* _EXERCISE BRIEF_:
Copy out all lines of the records in which the word "symbol" appears.

* _DATA SUPPLIED_:
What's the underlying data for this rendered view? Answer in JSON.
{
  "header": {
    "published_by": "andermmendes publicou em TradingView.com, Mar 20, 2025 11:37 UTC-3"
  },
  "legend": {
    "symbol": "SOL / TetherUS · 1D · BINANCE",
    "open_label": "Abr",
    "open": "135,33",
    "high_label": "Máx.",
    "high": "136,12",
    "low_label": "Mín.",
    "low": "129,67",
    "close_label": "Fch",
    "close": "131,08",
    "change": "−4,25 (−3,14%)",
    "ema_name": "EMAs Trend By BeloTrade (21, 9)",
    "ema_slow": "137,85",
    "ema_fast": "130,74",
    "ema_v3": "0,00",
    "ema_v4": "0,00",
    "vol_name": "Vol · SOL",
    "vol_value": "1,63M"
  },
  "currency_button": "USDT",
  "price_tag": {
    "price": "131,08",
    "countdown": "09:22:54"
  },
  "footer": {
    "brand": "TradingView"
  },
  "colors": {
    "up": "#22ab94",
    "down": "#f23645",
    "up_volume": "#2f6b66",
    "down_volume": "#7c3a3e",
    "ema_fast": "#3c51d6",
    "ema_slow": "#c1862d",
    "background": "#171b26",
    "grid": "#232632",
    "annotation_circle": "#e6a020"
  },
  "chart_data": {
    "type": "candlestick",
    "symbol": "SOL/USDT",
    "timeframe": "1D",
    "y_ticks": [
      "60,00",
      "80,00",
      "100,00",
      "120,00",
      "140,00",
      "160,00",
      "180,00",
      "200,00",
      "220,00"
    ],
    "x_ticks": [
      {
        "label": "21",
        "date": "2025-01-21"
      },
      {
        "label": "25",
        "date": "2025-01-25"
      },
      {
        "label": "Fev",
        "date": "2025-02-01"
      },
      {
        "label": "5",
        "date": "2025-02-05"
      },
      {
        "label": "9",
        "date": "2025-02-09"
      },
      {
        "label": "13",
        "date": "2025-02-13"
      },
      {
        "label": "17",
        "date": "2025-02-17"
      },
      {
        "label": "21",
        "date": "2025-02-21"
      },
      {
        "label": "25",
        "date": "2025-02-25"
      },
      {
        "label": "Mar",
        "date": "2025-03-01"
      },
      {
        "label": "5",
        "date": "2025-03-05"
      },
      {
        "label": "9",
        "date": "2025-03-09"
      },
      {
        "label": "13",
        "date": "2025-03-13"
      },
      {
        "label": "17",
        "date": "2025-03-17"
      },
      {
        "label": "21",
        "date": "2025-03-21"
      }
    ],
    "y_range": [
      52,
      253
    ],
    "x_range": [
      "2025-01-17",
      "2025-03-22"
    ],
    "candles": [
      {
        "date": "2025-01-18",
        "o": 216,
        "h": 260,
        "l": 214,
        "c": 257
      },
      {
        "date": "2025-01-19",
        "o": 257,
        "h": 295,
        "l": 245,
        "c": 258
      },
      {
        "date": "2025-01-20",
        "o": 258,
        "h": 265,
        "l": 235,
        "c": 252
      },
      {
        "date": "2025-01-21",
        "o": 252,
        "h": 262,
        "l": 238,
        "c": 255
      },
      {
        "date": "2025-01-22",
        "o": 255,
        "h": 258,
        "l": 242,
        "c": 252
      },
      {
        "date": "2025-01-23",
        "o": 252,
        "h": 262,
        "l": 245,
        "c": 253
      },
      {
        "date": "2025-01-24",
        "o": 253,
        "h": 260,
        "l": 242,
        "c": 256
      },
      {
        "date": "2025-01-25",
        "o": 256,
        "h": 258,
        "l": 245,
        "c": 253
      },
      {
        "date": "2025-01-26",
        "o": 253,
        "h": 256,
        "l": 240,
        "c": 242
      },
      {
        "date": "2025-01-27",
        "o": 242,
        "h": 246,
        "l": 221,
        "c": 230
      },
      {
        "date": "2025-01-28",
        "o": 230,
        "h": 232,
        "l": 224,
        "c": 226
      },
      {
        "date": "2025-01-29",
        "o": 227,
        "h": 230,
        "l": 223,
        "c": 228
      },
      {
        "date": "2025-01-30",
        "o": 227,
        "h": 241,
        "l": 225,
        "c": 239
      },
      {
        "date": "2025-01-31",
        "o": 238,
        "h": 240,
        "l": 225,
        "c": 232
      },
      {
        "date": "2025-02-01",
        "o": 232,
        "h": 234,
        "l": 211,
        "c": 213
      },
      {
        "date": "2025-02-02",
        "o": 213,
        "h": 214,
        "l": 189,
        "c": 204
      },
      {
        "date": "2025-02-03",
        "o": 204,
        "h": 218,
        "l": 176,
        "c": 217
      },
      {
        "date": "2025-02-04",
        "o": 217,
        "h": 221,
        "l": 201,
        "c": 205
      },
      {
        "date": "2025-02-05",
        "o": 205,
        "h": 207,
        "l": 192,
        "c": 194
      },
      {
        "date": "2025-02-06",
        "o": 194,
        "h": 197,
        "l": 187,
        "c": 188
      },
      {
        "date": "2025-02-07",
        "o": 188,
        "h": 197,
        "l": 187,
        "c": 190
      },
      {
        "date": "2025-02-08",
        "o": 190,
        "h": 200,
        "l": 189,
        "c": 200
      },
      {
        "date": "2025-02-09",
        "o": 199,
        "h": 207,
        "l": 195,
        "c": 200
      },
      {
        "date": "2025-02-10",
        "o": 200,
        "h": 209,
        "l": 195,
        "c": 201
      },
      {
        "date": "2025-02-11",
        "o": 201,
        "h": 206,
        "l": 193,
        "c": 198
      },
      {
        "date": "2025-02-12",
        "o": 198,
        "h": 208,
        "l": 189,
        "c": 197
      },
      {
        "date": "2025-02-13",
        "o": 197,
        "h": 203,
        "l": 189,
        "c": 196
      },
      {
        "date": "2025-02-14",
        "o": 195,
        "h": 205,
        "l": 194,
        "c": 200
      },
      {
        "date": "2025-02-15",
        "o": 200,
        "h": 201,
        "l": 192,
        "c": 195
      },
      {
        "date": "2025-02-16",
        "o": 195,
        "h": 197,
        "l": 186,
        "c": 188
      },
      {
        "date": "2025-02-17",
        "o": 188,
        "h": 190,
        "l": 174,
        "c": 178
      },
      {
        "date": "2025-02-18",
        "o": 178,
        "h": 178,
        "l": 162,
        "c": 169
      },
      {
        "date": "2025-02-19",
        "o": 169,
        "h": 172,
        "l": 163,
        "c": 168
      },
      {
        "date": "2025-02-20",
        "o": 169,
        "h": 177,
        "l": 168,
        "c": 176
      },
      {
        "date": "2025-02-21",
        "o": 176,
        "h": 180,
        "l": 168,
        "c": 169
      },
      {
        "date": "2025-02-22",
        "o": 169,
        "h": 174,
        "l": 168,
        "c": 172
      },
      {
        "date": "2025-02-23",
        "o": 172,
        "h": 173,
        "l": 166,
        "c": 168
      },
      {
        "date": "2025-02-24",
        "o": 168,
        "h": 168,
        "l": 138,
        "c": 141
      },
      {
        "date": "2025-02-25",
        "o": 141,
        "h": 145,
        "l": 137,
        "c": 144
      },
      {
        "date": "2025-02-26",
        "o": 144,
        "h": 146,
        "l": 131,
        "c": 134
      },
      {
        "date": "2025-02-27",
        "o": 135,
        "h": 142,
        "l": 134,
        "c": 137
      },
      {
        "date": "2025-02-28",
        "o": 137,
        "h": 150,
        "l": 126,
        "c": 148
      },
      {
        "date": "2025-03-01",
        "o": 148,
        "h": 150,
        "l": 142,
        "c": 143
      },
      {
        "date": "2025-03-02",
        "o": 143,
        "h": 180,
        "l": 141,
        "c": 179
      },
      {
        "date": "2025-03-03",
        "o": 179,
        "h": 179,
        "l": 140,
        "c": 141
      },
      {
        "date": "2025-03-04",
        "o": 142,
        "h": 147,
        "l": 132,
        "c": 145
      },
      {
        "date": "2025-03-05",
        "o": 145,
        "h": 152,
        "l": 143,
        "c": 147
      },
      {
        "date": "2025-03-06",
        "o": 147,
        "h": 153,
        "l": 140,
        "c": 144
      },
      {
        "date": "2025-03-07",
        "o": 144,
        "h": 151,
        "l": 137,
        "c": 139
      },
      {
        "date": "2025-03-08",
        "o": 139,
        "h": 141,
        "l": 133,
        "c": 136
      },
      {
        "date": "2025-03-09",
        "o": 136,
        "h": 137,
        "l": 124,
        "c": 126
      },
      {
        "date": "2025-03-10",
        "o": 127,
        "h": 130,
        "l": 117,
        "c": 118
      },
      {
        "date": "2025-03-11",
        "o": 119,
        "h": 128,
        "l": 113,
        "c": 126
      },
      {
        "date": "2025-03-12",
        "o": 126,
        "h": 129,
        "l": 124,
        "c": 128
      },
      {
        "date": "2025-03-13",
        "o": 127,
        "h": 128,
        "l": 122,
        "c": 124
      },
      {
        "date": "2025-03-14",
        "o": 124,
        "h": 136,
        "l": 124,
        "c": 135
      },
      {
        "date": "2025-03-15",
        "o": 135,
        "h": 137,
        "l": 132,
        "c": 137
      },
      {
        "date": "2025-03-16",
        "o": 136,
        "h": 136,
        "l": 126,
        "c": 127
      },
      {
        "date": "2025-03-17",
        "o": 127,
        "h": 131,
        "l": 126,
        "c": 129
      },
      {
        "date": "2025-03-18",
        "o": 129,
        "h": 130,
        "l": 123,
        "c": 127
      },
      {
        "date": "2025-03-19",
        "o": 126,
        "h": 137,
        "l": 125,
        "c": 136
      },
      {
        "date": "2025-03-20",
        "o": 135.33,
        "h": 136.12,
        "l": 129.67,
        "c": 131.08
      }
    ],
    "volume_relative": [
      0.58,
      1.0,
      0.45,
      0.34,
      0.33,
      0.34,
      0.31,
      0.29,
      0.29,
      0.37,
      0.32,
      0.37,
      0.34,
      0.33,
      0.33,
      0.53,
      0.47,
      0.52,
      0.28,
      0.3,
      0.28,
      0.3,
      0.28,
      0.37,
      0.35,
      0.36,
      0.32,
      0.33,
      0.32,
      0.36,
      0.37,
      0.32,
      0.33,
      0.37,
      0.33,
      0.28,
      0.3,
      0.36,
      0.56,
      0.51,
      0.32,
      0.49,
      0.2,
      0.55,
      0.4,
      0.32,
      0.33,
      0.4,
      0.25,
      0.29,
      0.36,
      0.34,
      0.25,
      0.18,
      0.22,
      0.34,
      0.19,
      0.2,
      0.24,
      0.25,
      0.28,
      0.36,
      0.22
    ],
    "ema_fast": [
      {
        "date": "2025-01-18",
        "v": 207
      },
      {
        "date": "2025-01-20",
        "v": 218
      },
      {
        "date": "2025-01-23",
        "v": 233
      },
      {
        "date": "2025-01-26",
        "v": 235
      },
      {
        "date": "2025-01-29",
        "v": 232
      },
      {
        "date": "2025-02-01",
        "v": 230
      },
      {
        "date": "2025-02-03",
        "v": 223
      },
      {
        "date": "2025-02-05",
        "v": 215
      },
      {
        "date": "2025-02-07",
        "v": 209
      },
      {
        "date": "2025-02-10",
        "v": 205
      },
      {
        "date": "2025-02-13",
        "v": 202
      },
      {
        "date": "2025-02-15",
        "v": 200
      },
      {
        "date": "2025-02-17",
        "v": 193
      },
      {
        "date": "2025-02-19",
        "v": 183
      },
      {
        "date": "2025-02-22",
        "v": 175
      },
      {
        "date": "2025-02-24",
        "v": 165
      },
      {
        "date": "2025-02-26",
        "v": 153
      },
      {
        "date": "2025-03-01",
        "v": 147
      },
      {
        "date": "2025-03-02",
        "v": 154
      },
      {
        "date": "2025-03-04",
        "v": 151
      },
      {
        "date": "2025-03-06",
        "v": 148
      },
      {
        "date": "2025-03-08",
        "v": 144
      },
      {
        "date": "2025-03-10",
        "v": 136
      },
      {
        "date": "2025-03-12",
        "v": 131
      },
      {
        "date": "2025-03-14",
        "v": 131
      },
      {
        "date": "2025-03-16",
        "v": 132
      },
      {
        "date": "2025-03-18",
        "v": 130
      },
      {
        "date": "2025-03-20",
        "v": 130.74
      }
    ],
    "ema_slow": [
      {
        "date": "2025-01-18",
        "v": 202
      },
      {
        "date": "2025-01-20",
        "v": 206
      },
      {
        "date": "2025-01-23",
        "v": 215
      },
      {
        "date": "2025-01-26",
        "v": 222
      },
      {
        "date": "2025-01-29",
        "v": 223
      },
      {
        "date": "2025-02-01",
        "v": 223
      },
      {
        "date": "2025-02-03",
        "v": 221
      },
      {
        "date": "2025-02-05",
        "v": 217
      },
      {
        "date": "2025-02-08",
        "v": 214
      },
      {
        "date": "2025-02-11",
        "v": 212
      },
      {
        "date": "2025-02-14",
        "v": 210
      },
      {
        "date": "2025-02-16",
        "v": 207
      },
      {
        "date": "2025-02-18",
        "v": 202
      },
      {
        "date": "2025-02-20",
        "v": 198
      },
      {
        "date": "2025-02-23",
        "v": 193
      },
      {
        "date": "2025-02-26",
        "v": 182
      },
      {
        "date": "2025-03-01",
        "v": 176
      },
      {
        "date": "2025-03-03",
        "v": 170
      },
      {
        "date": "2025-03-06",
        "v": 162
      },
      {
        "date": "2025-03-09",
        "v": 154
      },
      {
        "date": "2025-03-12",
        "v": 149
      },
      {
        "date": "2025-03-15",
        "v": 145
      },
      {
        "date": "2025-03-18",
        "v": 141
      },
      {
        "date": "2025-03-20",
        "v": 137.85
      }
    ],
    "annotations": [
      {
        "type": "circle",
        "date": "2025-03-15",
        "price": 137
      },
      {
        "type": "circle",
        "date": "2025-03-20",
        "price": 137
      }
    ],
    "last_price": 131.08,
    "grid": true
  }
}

* _IN RESPONSE_:
    "symbol": "SOL / TetherUS · 1D · BINANCE",
    "symbol": "SOL/USDT",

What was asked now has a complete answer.